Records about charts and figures
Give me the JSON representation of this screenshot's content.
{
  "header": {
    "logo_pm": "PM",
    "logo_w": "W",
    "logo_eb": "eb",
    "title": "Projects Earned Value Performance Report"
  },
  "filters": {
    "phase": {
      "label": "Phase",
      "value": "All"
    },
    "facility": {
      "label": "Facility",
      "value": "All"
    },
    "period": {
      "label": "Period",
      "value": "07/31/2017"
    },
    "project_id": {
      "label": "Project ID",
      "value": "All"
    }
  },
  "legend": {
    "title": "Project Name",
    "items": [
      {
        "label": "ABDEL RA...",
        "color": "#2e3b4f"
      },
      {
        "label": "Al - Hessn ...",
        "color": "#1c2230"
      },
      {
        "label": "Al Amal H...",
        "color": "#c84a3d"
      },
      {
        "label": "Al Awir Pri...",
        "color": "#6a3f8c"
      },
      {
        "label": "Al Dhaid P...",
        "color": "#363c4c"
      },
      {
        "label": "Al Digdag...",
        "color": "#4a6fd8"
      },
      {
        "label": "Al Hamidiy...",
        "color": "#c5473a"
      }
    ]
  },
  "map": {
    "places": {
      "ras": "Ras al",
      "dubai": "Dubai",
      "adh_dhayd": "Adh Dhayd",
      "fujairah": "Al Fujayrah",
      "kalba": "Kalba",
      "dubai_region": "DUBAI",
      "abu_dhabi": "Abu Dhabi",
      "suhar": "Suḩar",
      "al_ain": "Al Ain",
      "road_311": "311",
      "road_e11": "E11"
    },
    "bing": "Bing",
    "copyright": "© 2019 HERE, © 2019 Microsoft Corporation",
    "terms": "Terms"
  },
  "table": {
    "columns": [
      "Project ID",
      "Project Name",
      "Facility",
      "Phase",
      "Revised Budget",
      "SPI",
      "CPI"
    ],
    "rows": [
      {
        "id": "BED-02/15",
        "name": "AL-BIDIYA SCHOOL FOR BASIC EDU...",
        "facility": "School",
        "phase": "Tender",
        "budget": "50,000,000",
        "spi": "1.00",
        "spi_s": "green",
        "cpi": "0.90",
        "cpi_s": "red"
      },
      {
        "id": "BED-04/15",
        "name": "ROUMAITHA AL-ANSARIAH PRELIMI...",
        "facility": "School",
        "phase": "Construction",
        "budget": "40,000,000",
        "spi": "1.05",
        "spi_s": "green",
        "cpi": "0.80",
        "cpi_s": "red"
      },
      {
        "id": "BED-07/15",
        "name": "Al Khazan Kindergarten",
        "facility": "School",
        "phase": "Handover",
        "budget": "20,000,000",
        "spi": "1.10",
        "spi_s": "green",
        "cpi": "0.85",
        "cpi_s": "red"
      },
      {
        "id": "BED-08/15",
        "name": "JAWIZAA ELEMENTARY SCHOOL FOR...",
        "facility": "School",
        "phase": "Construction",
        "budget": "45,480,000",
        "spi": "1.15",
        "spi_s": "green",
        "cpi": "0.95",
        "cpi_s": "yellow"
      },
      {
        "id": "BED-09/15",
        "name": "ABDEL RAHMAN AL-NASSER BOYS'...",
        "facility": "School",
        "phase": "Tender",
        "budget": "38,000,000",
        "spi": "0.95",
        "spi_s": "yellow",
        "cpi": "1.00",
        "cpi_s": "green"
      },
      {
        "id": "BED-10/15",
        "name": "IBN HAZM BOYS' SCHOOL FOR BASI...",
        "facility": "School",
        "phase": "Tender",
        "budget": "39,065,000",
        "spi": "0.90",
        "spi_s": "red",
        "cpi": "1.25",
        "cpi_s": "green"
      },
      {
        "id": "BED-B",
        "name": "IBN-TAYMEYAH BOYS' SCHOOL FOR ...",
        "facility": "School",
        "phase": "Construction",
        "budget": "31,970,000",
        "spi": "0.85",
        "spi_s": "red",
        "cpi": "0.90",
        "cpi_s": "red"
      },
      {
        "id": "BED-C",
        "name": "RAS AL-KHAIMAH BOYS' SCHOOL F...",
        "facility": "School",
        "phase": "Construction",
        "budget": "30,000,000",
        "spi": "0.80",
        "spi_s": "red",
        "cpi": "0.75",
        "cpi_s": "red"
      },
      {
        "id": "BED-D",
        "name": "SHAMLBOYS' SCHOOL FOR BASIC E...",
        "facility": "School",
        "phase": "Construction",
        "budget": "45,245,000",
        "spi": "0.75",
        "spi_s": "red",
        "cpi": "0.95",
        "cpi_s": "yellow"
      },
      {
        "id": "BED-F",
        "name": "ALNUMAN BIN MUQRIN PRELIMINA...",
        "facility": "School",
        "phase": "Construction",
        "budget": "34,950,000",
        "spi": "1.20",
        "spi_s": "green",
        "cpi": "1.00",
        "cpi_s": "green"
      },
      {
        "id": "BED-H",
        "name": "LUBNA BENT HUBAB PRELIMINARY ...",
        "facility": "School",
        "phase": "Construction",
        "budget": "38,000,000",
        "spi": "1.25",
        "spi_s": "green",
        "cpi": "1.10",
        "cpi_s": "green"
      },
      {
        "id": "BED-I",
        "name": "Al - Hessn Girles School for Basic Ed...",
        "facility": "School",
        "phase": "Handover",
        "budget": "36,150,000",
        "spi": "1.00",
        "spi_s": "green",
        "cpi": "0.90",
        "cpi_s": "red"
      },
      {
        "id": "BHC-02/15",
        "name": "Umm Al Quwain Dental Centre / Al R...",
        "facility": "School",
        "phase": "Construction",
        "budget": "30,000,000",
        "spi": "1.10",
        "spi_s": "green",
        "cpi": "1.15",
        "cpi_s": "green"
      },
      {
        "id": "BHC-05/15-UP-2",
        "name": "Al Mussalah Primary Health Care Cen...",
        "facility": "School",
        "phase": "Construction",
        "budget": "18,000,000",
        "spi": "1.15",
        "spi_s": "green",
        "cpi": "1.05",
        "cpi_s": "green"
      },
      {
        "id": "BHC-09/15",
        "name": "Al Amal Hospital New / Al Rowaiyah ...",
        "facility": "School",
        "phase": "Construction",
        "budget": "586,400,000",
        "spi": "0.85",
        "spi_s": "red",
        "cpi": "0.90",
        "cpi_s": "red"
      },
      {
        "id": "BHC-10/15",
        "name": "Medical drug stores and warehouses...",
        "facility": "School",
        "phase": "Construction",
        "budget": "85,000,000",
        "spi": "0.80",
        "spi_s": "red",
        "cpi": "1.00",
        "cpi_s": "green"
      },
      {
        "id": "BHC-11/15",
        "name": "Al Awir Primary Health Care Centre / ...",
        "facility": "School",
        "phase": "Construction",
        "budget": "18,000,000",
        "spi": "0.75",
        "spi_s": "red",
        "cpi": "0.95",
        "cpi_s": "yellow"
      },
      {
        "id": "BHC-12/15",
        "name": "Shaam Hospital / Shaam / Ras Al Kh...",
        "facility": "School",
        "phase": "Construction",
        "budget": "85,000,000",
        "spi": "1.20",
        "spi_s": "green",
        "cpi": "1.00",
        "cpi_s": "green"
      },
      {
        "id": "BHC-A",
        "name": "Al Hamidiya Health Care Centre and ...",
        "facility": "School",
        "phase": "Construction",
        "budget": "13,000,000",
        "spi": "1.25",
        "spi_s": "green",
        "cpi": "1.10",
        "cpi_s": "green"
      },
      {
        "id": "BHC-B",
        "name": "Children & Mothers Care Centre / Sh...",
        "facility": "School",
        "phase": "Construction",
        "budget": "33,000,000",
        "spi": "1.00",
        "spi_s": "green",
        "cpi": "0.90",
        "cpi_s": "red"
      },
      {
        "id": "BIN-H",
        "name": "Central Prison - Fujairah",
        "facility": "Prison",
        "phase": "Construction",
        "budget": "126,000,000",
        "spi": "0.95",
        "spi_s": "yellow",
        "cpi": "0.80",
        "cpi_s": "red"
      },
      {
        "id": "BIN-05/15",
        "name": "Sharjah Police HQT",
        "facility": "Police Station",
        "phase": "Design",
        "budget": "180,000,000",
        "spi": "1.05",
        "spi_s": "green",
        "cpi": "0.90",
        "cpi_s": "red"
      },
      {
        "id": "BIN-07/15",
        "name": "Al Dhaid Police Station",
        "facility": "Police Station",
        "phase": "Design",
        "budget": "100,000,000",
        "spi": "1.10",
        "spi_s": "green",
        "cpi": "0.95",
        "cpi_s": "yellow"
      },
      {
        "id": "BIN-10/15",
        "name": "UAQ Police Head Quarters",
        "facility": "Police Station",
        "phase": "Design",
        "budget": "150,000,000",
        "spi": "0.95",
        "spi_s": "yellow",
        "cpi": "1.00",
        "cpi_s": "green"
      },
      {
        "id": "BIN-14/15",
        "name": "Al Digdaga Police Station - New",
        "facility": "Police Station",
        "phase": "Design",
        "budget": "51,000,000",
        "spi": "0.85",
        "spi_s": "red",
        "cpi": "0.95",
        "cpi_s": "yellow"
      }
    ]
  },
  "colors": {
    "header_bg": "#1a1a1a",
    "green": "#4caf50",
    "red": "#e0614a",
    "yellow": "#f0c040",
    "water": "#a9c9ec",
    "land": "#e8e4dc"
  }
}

- Given exercise:
Copy and report every line where the word "label" is present.

- Exercise answer:
      "label": "Phase",
      "label": "Facility",
      "label": "Period",
      "label": "Project ID",
        "label": "ABDEL RA...",
        "label": "Al - Hessn ...",
        "label": "Al Amal H...",
        "label": "Al Awir Pri...",
        "label": "Al Dhaid P...",
        "label": "Al Digdag...",
        "label": "Al Hamidiy...",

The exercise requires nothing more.